◆ Items from a data source:
════
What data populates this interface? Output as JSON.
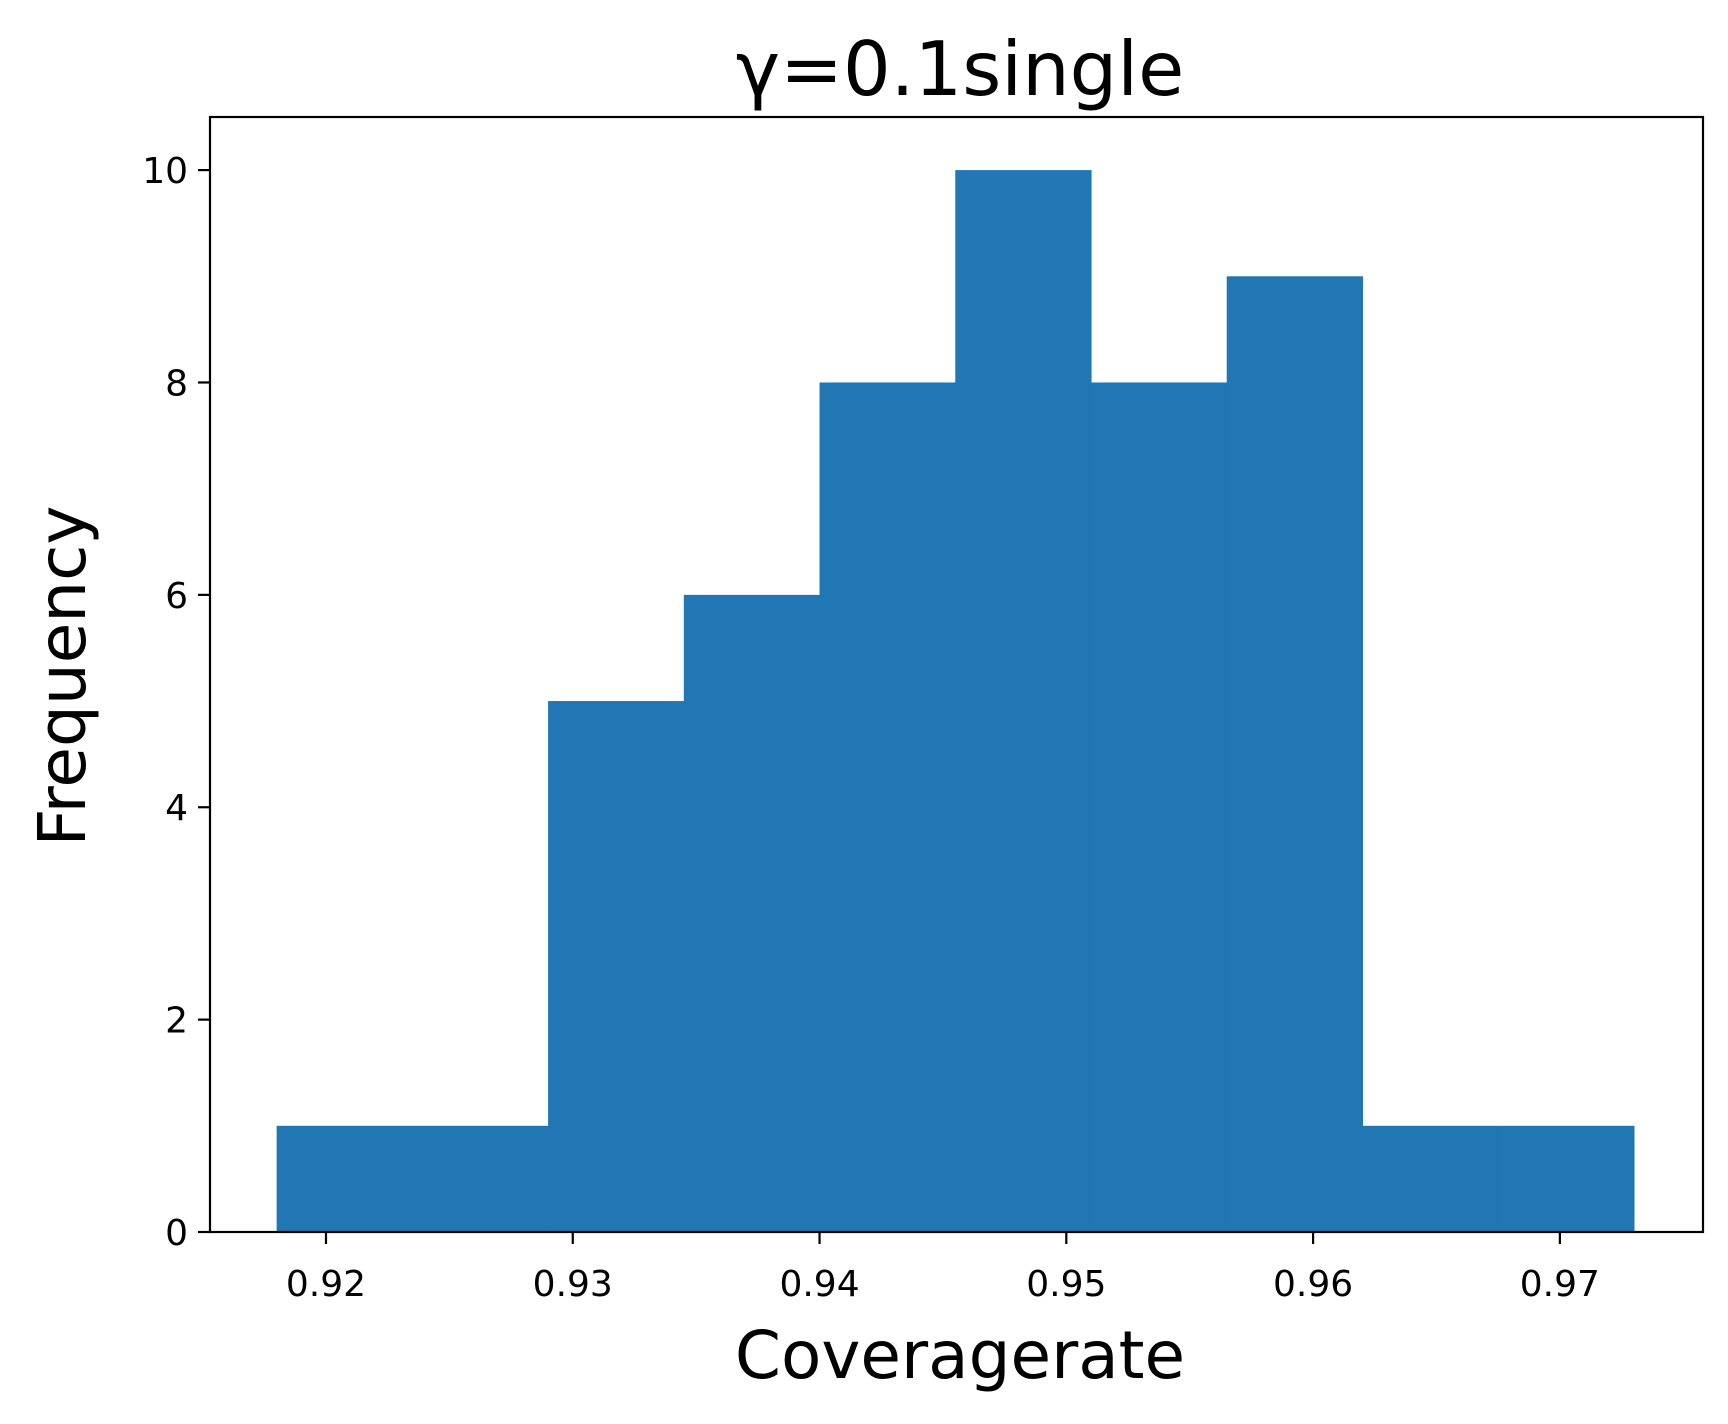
{
  "chart_data": {
    "type": "bar",
    "title": "γ=0.1single",
    "xlabel": "Coveragerate",
    "ylabel": "Frequency",
    "bar_color": "#2077b4",
    "bins": [
      {
        "start": 0.918,
        "end": 0.9235,
        "count": 1
      },
      {
        "start": 0.9235,
        "end": 0.929,
        "count": 1
      },
      {
        "start": 0.929,
        "end": 0.9345,
        "count": 5
      },
      {
        "start": 0.9345,
        "end": 0.94,
        "count": 6
      },
      {
        "start": 0.94,
        "end": 0.9455,
        "count": 8
      },
      {
        "start": 0.9455,
        "end": 0.951,
        "count": 10
      },
      {
        "start": 0.951,
        "end": 0.9565,
        "count": 8
      },
      {
        "start": 0.9565,
        "end": 0.962,
        "count": 9
      },
      {
        "start": 0.962,
        "end": 0.9675,
        "count": 1
      },
      {
        "start": 0.9675,
        "end": 0.973,
        "count": 1
      }
    ],
    "xlim": [
      0.9153,
      0.9758
    ],
    "ylim": [
      0,
      10.5
    ],
    "xticks": [
      0.92,
      0.93,
      0.94,
      0.95,
      0.96,
      0.97
    ],
    "xtick_labels": [
      "0.92",
      "0.93",
      "0.94",
      "0.95",
      "0.96",
      "0.97"
    ],
    "yticks": [
      0,
      2,
      4,
      6,
      8,
      10
    ],
    "ytick_labels": [
      "0",
      "2",
      "4",
      "6",
      "8",
      "10"
    ],
    "grid": false,
    "legend": null
  }
}
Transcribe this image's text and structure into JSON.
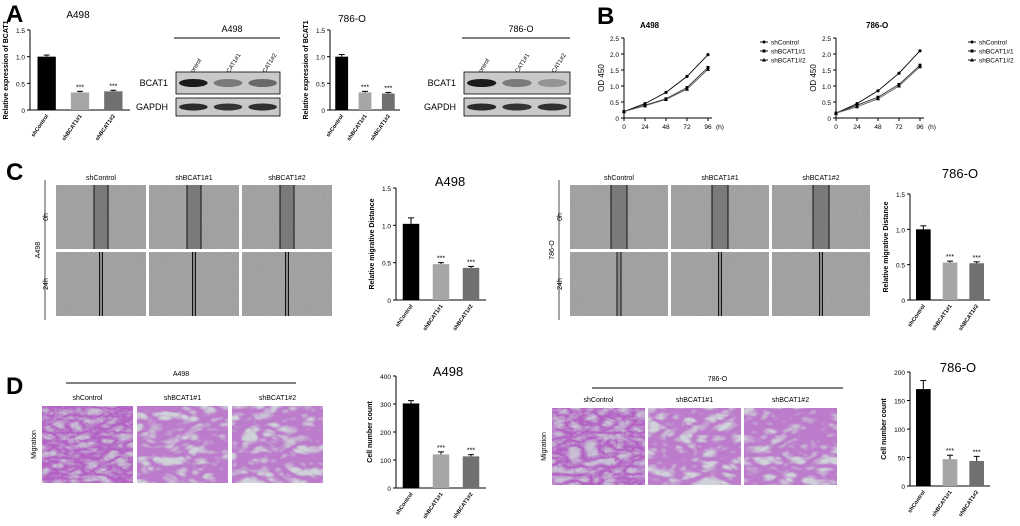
════
◆ Instructions for the task: Write the number of lines containing the word "this" and nothing besides it.

◆ The reply: 2